# Start of Supplied text

These standards include LEED for Homes, Florida Green Building Coalition, and the Department of Energy’s Deep Energy Retrofit program.

In the stories, each contractor predicts how well the house will perform based on its score on the LEED (Leadership in Energy and Environmental Design) scale or its HERS (Home Energy Rating System) number.

Then it becomes a private residence and no one sees the electric bill except the owner.

Not this week.

A few days ago, I stopped by Erika Brigham’s house to interview her for a story about flood insurance. While I was there, I remembered that the house, a 1,000-square-foot Laurel Park cottage built in the 1920s, was one of the first in Florida to be rebuilt under the Deep Energy Retrofit protocols. So I had to ask about her electric bill.

“Eight dollars,” she said.

The woman pays $8 a month for electricity.

But it gets better.

“At year end, they add up what I owe them and what they owe me,” said Brigham, referring to Florida Power & Light. “Last year, it was $7 I owed. Because everything is so efficient, I have very low utility bills.”

With a small, 2.1-kilowatt array of laminated photovoltaic panels on the metal roof, Brigham generates plenty of power. If she makes more than she uses, the system sends the excess into the power grid, which FPL has to buy from her. It’s called net metering.

“I am very glad I did it,” said Brigham. “I wasn’t sure at first if I wanted to do that much, but when it became clear that I had to raise the house, and I saw how bad the termite damage was, it became a gut job. Most of the studs were replaced and all of the rafters were bad.

# End of Supplied text

**Instructions**.
(1) How big is the photovoltaic array on Brigham's roof, according to the energy-retrofit passage?
(2) Write the next part of the energy-retrofit passage, picking up right after its final sentence.

# Start of Record set

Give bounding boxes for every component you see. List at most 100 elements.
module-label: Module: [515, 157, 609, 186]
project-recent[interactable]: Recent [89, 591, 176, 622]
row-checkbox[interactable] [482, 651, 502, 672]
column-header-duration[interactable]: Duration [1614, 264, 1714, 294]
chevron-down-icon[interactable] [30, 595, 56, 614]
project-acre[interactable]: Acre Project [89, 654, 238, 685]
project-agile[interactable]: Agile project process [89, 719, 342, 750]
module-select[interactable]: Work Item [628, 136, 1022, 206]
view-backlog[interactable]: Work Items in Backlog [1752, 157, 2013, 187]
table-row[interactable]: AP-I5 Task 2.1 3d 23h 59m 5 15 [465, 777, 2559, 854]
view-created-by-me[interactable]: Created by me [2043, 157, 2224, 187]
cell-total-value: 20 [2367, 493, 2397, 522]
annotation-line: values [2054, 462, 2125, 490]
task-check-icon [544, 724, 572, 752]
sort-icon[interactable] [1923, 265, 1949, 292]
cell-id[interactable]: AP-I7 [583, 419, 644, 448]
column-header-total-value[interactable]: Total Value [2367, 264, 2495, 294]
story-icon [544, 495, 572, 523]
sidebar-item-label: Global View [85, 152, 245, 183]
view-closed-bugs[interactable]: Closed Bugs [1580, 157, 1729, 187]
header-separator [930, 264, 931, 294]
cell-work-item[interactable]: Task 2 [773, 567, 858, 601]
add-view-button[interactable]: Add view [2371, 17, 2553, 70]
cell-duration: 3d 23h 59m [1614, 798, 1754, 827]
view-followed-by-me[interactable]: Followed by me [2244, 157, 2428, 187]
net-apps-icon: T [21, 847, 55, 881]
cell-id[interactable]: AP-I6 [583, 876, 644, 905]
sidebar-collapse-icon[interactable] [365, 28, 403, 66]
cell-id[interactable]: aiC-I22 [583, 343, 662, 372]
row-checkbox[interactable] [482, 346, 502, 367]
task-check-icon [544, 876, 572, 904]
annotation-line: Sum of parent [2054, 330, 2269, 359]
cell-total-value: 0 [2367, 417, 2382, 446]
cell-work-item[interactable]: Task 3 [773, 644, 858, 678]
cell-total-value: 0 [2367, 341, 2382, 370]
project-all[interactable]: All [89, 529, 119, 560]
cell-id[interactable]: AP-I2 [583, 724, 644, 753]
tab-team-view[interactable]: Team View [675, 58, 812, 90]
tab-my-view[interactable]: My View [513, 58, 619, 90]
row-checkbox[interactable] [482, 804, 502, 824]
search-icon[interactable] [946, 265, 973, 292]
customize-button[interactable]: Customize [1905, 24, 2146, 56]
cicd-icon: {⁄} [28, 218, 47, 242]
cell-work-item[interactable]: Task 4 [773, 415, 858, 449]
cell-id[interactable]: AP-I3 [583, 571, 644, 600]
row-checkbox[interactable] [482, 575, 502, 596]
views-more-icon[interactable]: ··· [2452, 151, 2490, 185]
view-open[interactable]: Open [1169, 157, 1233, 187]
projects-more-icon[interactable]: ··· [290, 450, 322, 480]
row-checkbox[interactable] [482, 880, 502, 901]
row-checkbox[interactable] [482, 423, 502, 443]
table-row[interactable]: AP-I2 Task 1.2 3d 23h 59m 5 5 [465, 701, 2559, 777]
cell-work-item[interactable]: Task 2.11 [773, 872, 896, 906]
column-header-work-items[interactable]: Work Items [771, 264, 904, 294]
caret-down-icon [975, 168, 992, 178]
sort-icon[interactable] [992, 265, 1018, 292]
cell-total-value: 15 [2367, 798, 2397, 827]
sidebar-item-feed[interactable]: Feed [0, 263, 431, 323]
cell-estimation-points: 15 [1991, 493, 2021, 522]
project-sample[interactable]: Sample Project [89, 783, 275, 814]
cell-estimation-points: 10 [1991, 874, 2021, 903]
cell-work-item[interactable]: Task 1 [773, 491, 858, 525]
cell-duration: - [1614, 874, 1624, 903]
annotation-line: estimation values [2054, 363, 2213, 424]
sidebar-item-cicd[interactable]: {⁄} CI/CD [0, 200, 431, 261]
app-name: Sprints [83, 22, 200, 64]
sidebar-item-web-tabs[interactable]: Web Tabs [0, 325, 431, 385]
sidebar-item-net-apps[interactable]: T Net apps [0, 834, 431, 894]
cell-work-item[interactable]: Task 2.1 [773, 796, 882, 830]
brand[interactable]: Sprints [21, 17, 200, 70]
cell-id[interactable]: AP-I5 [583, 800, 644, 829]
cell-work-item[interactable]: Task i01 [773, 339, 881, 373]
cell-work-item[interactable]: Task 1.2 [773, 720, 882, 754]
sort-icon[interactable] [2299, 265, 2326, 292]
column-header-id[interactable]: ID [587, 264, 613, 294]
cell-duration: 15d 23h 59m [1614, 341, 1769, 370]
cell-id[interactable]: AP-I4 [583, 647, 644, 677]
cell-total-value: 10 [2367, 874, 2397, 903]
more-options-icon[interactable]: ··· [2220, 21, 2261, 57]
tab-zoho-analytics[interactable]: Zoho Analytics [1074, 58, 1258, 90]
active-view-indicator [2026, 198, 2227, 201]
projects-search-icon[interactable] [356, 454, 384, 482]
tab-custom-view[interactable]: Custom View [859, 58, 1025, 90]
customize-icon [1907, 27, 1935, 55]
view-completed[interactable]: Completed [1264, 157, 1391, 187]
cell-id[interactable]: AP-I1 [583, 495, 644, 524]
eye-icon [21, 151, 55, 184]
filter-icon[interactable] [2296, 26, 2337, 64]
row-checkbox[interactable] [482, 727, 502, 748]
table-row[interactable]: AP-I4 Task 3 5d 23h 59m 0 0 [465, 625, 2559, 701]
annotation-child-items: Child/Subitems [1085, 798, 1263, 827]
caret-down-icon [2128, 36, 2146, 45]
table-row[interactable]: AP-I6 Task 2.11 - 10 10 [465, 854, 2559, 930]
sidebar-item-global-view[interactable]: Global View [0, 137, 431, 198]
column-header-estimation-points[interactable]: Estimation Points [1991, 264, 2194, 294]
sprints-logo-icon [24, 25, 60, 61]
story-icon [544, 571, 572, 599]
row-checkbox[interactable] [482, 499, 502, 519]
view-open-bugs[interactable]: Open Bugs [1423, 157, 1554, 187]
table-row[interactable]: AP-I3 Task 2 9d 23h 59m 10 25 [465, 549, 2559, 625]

# End of Record set

**Answers given**.
(1) It is a 2.1-kilowatt array of laminated photovoltaic panels.

(2)
“I do have hurricane tie-downs everywhere. If there is a storm, the house should do very well.”

The total cost was of her retrofit, which included raising the house above base flood elevation, was $200,000.

“A lot of it was choices I made that I did not have to do,” she said of the total cost.

“But I did want to do the right thing for the house, and I probably won’t have to do anything else except paint it.”

LETTERS

Regarding last Sunday’s feature story on College Hall, the former Charles Ringling mansion at New College, I received this letter from former NC president Mike Michalson.

“Lovely piece on the Charles Ringling mansion in today’s paper. I’ve always thought the building was under-appreciated.

“Did you ever hear about the memorial service in the Ringling’s Music Room in the late ’80s for Christianne Felsman, a generous supporter who underwrote one of the art buildings on the Caples Campus?

“As her son, Gregory — a New College alum (and our only Rhodes Scholar) — stood to eulogize his mother, the long-dormant and non-functioning organ suddenly played a loud chord all by itself. Those present tell me that the hair stood up on the back of everyone’s neck.”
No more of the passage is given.